***** RECORD SET *****
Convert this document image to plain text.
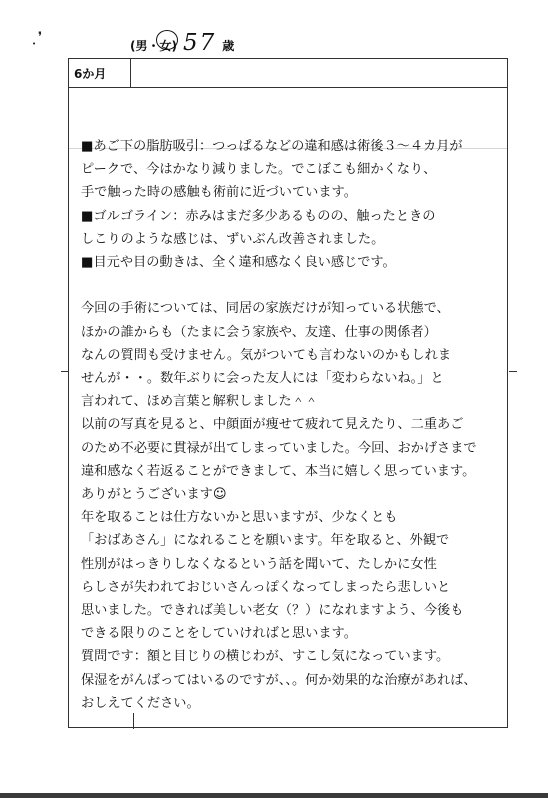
❜
•	(男・女) 57 歳
6か月
■あご下の脂肪吸引：つっぱるなどの違和感は術後３～４カ月が
ピークで、今はかなり減りました。でこぼこも細かくなり、
手で触った時の感触も術前に近づいています。
■ゴルゴライン：赤みはまだ多少あるものの、触ったときの
しこりのような感じは、ずいぶん改善されました。
■目元や目の動きは、全く違和感なく良い感じです。

今回の手術については、同居の家族だけが知っている状態で、
ほかの誰からも（たまに会う家族や、友達、仕事の関係者）
なんの質問も受けません。気がついても言わないのかもしれま
せんが・・。数年ぶりに会った友人には「変わらないね。」と
言われて、ほめ言葉と解釈しました＾＾
以前の写真を見ると、中顔面が痩せて疲れて見えたり、二重あご
のため不必要に貫禄が出てしまっていました。今回、おかげさまで
違和感なく若返ることができまして、本当に嬉しく思っています。
ありがとうございます☺
年を取ることは仕方ないかと思いますが、少なくとも
「おばあさん」になれることを願います。年を取ると、外観で
性別がはっきりしなくなるという話を聞いて、たしかに女性
らしさが失われておじいさんっぽくなってしまったら悲しいと
思いました。できれば美しい老女（？）になれますよう、今後も
できる限りのことをしていければと思います。
質問です：額と目じりの横じわが、すこし気になっています。
保湿をがんばってはいるのですが、、。何か効果的な治療があれば、
おしえてください。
*****
(EXERCISE REQUIREMENTS)
Retype each line of the listing above word for word. Exclude the pictures.

(TASK RESPONSE)
Convert this document image to plain text.
❜
•	(男・女) 57 歳
6か月
■あご下の脂肪吸引：つっぱるなどの違和感は術後３～４カ月が
ピークで、今はかなり減りました。でこぼこも細かくなり、
手で触った時の感触も術前に近づいています。
■ゴルゴライン：赤みはまだ多少あるものの、触ったときの
しこりのような感じは、ずいぶん改善されました。
■目元や目の動きは、全く違和感なく良い感じです。

今回の手術については、同居の家族だけが知っている状態で、
ほかの誰からも（たまに会う家族や、友達、仕事の関係者）
なんの質問も受けません。気がついても言わないのかもしれま
せんが・・。数年ぶりに会った友人には「変わらないね。」と
言われて、ほめ言葉と解釈しました＾＾
以前の写真を見ると、中顔面が痩せて疲れて見えたり、二重あご
のため不必要に貫禄が出てしまっていました。今回、おかげさまで
違和感なく若返ることができまして、本当に嬉しく思っています。
ありがとうございます☺
年を取ることは仕方ないかと思いますが、少なくとも
「おばあさん」になれることを願います。年を取ると、外観で
性別がはっきりしなくなるという話を聞いて、たしかに女性
らしさが失われておじいさんっぽくなってしまったら悲しいと
思いました。できれば美しい老女（？）になれますよう、今後も
できる限りのことをしていければと思います。
質問です：額と目じりの横じわが、すこし気になっています。
保湿をがんばってはいるのですが、、。何か効果的な治療があれば、
おしえてください。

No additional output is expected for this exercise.